### Work required
Find the word "MOTACILLA" in the listing; pull out each line holding it.

=======

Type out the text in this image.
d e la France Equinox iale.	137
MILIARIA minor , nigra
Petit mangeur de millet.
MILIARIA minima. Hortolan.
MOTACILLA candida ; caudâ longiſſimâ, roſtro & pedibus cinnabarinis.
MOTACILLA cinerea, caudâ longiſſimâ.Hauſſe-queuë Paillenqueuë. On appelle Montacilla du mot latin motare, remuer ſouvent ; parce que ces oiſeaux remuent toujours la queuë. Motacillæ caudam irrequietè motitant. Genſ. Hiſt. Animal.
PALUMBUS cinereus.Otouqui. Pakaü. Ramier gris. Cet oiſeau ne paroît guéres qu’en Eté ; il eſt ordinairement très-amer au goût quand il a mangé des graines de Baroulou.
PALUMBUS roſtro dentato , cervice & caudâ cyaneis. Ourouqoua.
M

=======

### Answer for the task
MOTACILLA candida ; caudâ longiſſimâ, roſtro & pedibus cinnabarinis.
MOTACILLA cinerea, caudâ longiſſimâ.Hauſſe-queuë Paillenqueuë. On appelle Montacilla du mot latin motare, remuer ſouvent ; parce que ces oiſeaux remuent toujours la queuë. Motacillæ caudam irrequietè motitant. Genſ. Hiſt. Animal.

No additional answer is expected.